Dataset rows |
• • •
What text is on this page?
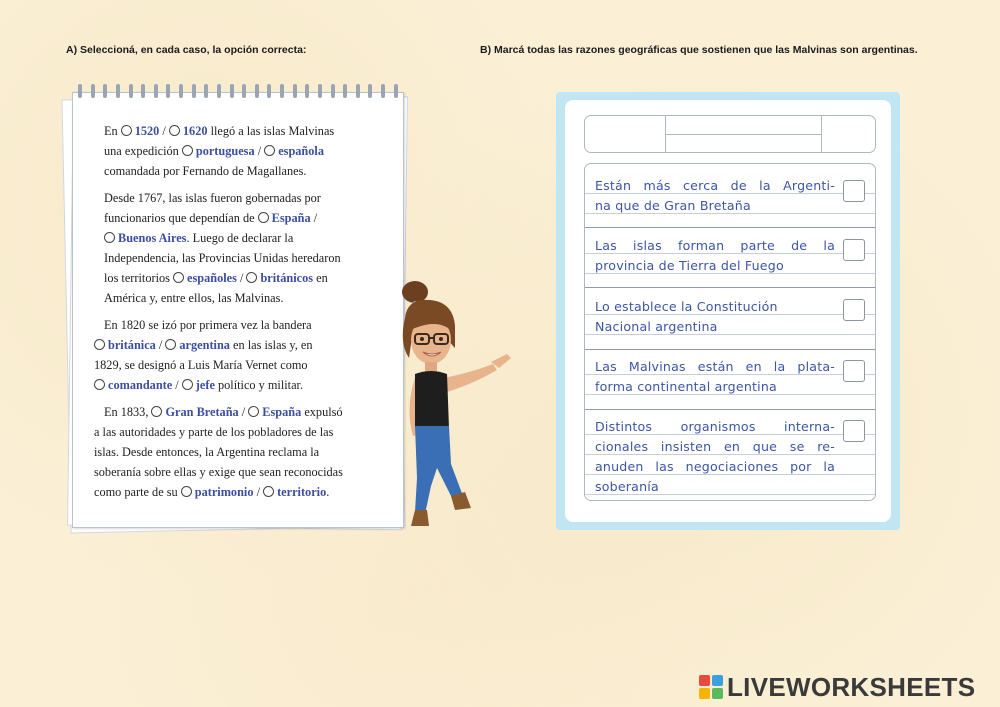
A) Seleccioná, en cada caso, la opción correcta:	B) Marcá todas las razones geográficas que sostienen que las Malvinas son argentinas.

En 1520 / 1620 llegó a las islas Malvinas
una expedición portuguesa / española
comandada por Fernando de Magallanes.

Desde 1767, las islas fueron gobernadas por
funcionarios que dependían de España /
Buenos Aires. Luego de declarar la
Independencia, las Provincias Unidas heredaron
los territorios españoles / británicos en
América y, entre ellos, las Malvinas.

En 1820 se izó por primera vez la bandera
británica / argentina en las islas y, en
1829, se designó a Luis María Vernet como
comandante / jefe político y militar.

En 1833, Gran Bretaña / España expulsó
a las autoridades y parte de los pobladores de las
islas. Desde entonces, la Argentina reclama la
soberanía sobre ellas y exige que sean reconocidas
como parte de su patrimonio / territorio.

Están más cerca de la Argenti-
na que de Gran Bretaña
Las islas forman parte de la
provincia de Tierra del Fuego
Lo establece la Constitución
Nacional argentina
Las Malvinas están en la plata-
forma continental argentina
Distintos organismos interna-
cionales insisten en que se re-
anuden las negociaciones por la
soberanía
LIVEWORKSHEETS
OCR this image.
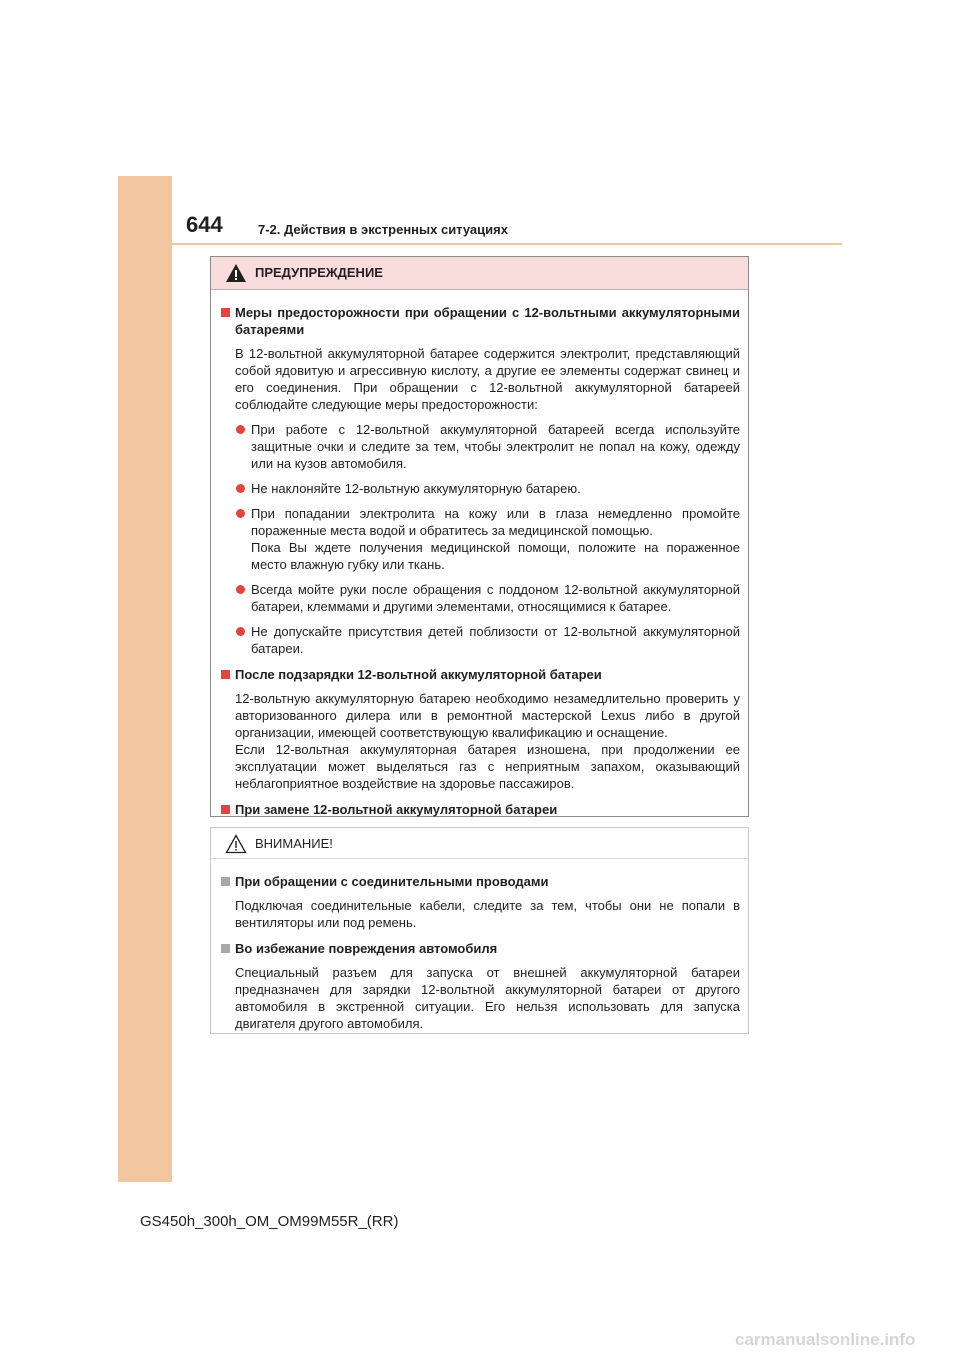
644	7-2. Действия в экстренных ситуациях
ПРЕДУПРЕЖДЕНИЕ
Меры предосторожности при обращении с 12-вольтными аккумуляторными батареями
В 12-вольтной аккумуляторной батарее содержится электролит, представляющий собой ядовитую и агрессивную кислоту, а другие ее элементы содержат свинец и его соединения. При обращении с 12-вольтной аккумуляторной батареей соблюдайте следующие меры предосторожности:
При работе с 12-вольтной аккумуляторной батареей всегда используйте защитные очки и следите за тем, чтобы электролит не попал на кожу, одежду или на кузов автомобиля.
Не наклоняйте 12-вольтную аккумуляторную батарею.
При попадании электролита на кожу или в глаза немедленно промойте пораженные места водой и обратитесь за медицинской помощью.
Пока Вы ждете получения медицинской помощи, положите на пораженное место влажную губку или ткань.
Всегда мойте руки после обращения с поддоном 12-вольтной аккумуляторной батареи, клеммами и другими элементами, относящимися к батарее.
Не допускайте присутствия детей поблизости от 12-вольтной аккумуляторной батареи.
После подзарядки 12-вольтной аккумуляторной батареи
12-вольтную аккумуляторную батарею необходимо незамедлительно проверить у авторизованного дилера или в ремонтной мастерской Lexus либо в другой организации, имеющей соответствующую квалификацию и оснащение.
Если 12-вольтная аккумуляторная батарея изношена, при продолжении ее эксплуатации может выделяться газ с неприятным запахом, оказывающий неблагоприятное воздействие на здоровье пассажиров.
При замене 12-вольтной аккумуляторной батареи
ВНИМАНИЕ!
При обращении с соединительными проводами
Подключая соединительные кабели, следите за тем, чтобы они не попали в вентиляторы или под ремень.
Во избежание повреждения автомобиля
Специальный разъем для запуска от внешней аккумуляторной батареи предназначен для зарядки 12-вольтной аккумуляторной батареи от другого автомобиля в экстренной ситуации. Его нельзя использовать для запуска двигателя другого автомобиля.
GS450h_300h_OM_OM99M55R_(RR)
carmanualsonline.info
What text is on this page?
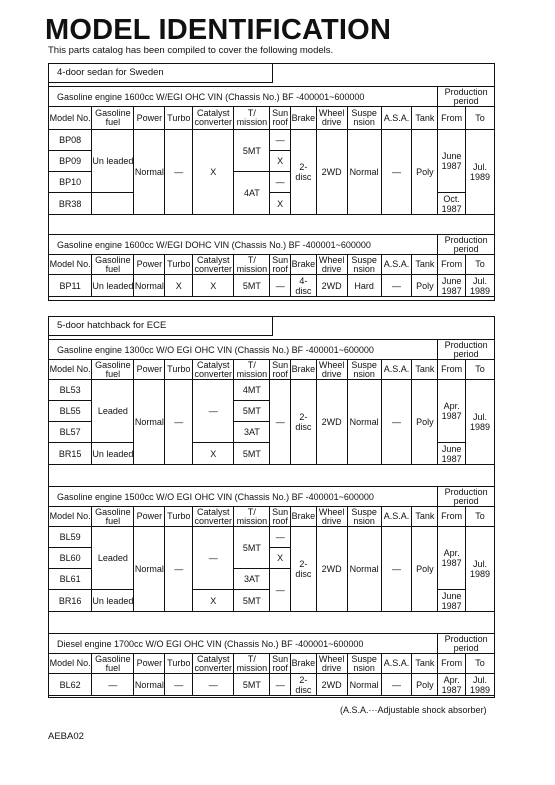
MODEL IDENTIFICATION
This parts catalog has been compiled to cover the following models.
4-door sedan for Sweden
Gasoline engine 1600cc W/EGI OHC VIN (Chassis No.) BF -400001~600000												Production period	
Model No.	Gasoline fuel	Power	Turbo	Catalyst converter	T/ mission	Sun roof	Brake	Wheel drive	Suspe nsion	A.S.A.	Tank	From	To
BP08	Un leaded	Normal	—	X	5MT	—	2- disc	2WD	Normal	—	Poly	June 1987	Jul. 1989
BP09						X							
BP10					4AT	—							
BR38						X						Oct. 1987	
Gasoline engine 1600cc W/EGI DOHC VIN (Chassis No.) BF -400001~600000												Production period	
Model No.	Gasoline fuel	Power	Turbo	Catalyst converter	T/ mission	Sun roof	Brake	Wheel drive	Suspe nsion	A.S.A.	Tank	From	To
BP11	Un leaded	Normal	X	X	5MT	—	4- disc	2WD	Hard	—	Poly	June 1987	Jul. 1989
5-door hatchback for ECE
Gasoline engine 1300cc W/O EGI OHC VIN (Chassis No.) BF -400001~600000												Production period	
Model No.	Gasoline fuel	Power	Turbo	Catalyst converter	T/ mission	Sun roof	Brake	Wheel drive	Suspe nsion	A.S.A.	Tank	From	To
BL53	Leaded	Normal	—	—	4MT	—	2- disc	2WD	Normal	—	Poly	Apr. 1987	Jul. 1989
BL55					5MT								
BL57					3AT								
BR15	Un leaded			X	5MT							June 1987	
Gasoline engine 1500cc W/O EGI OHC VIN (Chassis No.) BF -400001~600000												Production period	
Model No.	Gasoline fuel	Power	Turbo	Catalyst converter	T/ mission	Sun roof	Brake	Wheel drive	Suspe nsion	A.S.A.	Tank	From	To
BL59	Leaded	Normal	—	—	5MT	—	2- disc	2WD	Normal	—	Poly	Apr. 1987	Jul. 1989
BL60						X							
BL61					3AT	—							
BR16	Un leaded			X	5MT							June 1987	
Diesel engine 1700cc W/O EGI OHC VIN (Chassis No.) BF -400001~600000												Production period	
Model No.	Gasoline fuel	Power	Turbo	Catalyst converter	T/ mission	Sun roof	Brake	Wheel drive	Suspe nsion	A.S.A.	Tank	From	To
BL62	—	Normal	—	—	5MT	—	2- disc	2WD	Normal	—	Poly	Apr. 1987	Jul. 1989
(A.S.A.···Adjustable shock absorber)
AEBA02
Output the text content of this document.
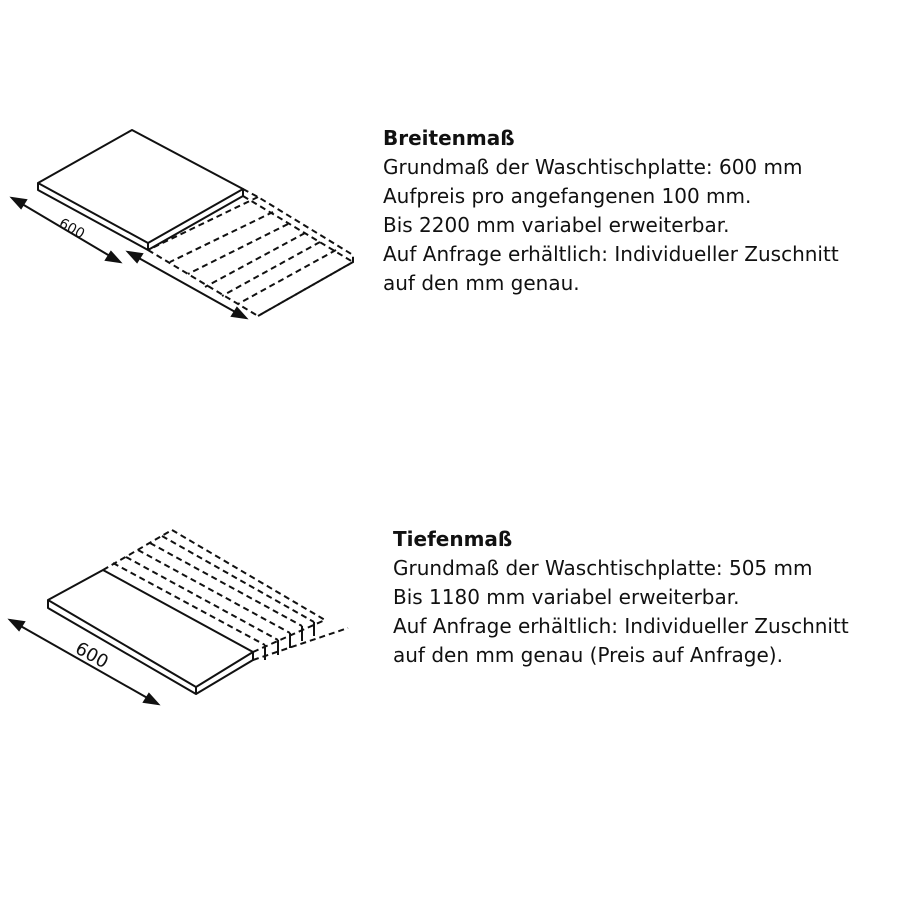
600

Breitenmaß

Grundmaß der Waschtischplatte: 600 mm

Aufpreis pro angefangenen 100 mm.

Bis 2200 mm variabel erweiterbar.

Auf Anfrage erhältlich: Individueller Zuschnitt

auf den mm genau.

600

Tiefenmaß

Grundmaß der Waschtischplatte: 505 mm

Bis 1180 mm variabel erweiterbar.

Auf Anfrage erhältlich: Individueller Zuschnitt

auf den mm genau (Preis auf Anfrage).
• • •
BRIEF |
Extract the full listing above verbatim; pictures are to be left out of the copy.

TASK ANSWER |
What text is on this page?
A) Seleccioná, en cada caso, la opción correcta:	B) Marcá todas las razones geográficas que sostienen que las Malvinas son argentinas.

En 1520 / 1620 llegó a las islas Malvinas
una expedición portuguesa / española
comandada por Fernando de Magallanes.

Desde 1767, las islas fueron gobernadas por
funcionarios que dependían de España /
Buenos Aires. Luego de declarar la
Independencia, las Provincias Unidas heredaron
los territorios españoles / británicos en
América y, entre ellos, las Malvinas.

En 1820 se izó por primera vez la bandera
británica / argentina en las islas y, en
1829, se designó a Luis María Vernet como
comandante / jefe político y militar.

En 1833, Gran Bretaña / España expulsó
a las autoridades y parte de los pobladores de las
islas. Desde entonces, la Argentina reclama la
soberanía sobre ellas y exige que sean reconocidas
como parte de su patrimonio / territorio.

Están más cerca de la Argenti-
na que de Gran Bretaña
Las islas forman parte de la
provincia de Tierra del Fuego
Lo establece la Constitución
Nacional argentina
Las Malvinas están en la plata-
forma continental argentina
Distintos organismos interna-
cionales insisten en que se re-
anuden las negociaciones por la
soberanía
LIVEWORKSHEETS
OCR this image.
644	7-2. Действия в экстренных ситуациях
ПРЕДУПРЕЖДЕНИЕ
Меры предосторожности при обращении с 12-вольтными аккумуляторными батареями
В 12-вольтной аккумуляторной батарее содержится электролит, представляющий собой ядовитую и агрессивную кислоту, а другие ее элементы содержат свинец и его соединения. При обращении с 12-вольтной аккумуляторной батареей соблюдайте следующие меры предосторожности:
При работе с 12-вольтной аккумуляторной батареей всегда используйте защитные очки и следите за тем, чтобы электролит не попал на кожу, одежду или на кузов автомобиля.
Не наклоняйте 12-вольтную аккумуляторную батарею.
При попадании электролита на кожу или в глаза немедленно промойте пораженные места водой и обратитесь за медицинской помощью.
Пока Вы ждете получения медицинской помощи, положите на пораженное место влажную губку или ткань.
Всегда мойте руки после обращения с поддоном 12-вольтной аккумуляторной батареи, клеммами и другими элементами, относящимися к батарее.
Не допускайте присутствия детей поблизости от 12-вольтной аккумуляторной батареи.
После подзарядки 12-вольтной аккумуляторной батареи
12-вольтную аккумуляторную батарею необходимо незамедлительно проверить у авторизованного дилера или в ремонтной мастерской Lexus либо в другой организации, имеющей соответствующую квалификацию и оснащение.
Если 12-вольтная аккумуляторная батарея изношена, при продолжении ее эксплуатации может выделяться газ с неприятным запахом, оказывающий неблагоприятное воздействие на здоровье пассажиров.
При замене 12-вольтной аккумуляторной батареи
ВНИМАНИЕ!
При обращении с соединительными проводами
Подключая соединительные кабели, следите за тем, чтобы они не попали в вентиляторы или под ремень.
Во избежание повреждения автомобиля
Специальный разъем для запуска от внешней аккумуляторной батареи предназначен для зарядки 12-вольтной аккумуляторной батареи от другого автомобиля в экстренной ситуации. Его нельзя использовать для запуска двигателя другого автомобиля.
GS450h_300h_OM_OM99M55R_(RR)
carmanualsonline.info
What text is on this page?
MODEL IDENTIFICATION
This parts catalog has been compiled to cover the following models.
4-door sedan for Sweden
Gasoline engine 1600cc W/EGI OHC VIN (Chassis No.) BF -400001~600000												Production period	
Model No.	Gasoline fuel	Power	Turbo	Catalyst converter	T/ mission	Sun roof	Brake	Wheel drive	Suspe nsion	A.S.A.	Tank	From	To
BP08	Un leaded	Normal	—	X	5MT	—	2- disc	2WD	Normal	—	Poly	June 1987	Jul. 1989
BP09						X							
BP10					4AT	—							
BR38						X						Oct. 1987	
Gasoline engine 1600cc W/EGI DOHC VIN (Chassis No.) BF -400001~600000												Production period	
Model No.	Gasoline fuel	Power	Turbo	Catalyst converter	T/ mission	Sun roof	Brake	Wheel drive	Suspe nsion	A.S.A.	Tank	From	To
BP11	Un leaded	Normal	X	X	5MT	—	4- disc	2WD	Hard	—	Poly	June 1987	Jul. 1989
5-door hatchback for ECE
Gasoline engine 1300cc W/O EGI OHC VIN (Chassis No.) BF -400001~600000												Production period	
Model No.	Gasoline fuel	Power	Turbo	Catalyst converter	T/ mission	Sun roof	Brake	Wheel drive	Suspe nsion	A.S.A.	Tank	From	To
BL53	Leaded	Normal	—	—	4MT	—	2- disc	2WD	Normal	—	Poly	Apr. 1987	Jul. 1989
BL55					5MT								
BL57					3AT								
BR15	Un leaded			X	5MT							June 1987	
Gasoline engine 1500cc W/O EGI OHC VIN (Chassis No.) BF -400001~600000												Production period	
Model No.	Gasoline fuel	Power	Turbo	Catalyst converter	T/ mission	Sun roof	Brake	Wheel drive	Suspe nsion	A.S.A.	Tank	From	To
BL59	Leaded	Normal	—	—	5MT	—	2- disc	2WD	Normal	—	Poly	Apr. 1987	Jul. 1989
BL60						X							
BL61					3AT	—							
BR16	Un leaded			X	5MT							June 1987	
Diesel engine 1700cc W/O EGI OHC VIN (Chassis No.) BF -400001~600000												Production period	
Model No.	Gasoline fuel	Power	Turbo	Catalyst converter	T/ mission	Sun roof	Brake	Wheel drive	Suspe nsion	A.S.A.	Tank	From	To
BL62	—	Normal	—	—	5MT	—	2- disc	2WD	Normal	—	Poly	Apr. 1987	Jul. 1989
(A.S.A.···Adjustable shock absorber)
AEBA02
Output the text content of this document.
600

Breitenmaß

Grundmaß der Waschtischplatte: 600 mm

Aufpreis pro angefangenen 100 mm.

Bis 2200 mm variabel erweiterbar.

Auf Anfrage erhältlich: Individueller Zuschnitt

auf den mm genau.

600

Tiefenmaß

Grundmaß der Waschtischplatte: 505 mm

Bis 1180 mm variabel erweiterbar.

Auf Anfrage erhältlich: Individueller Zuschnitt

auf den mm genau (Preis auf Anfrage).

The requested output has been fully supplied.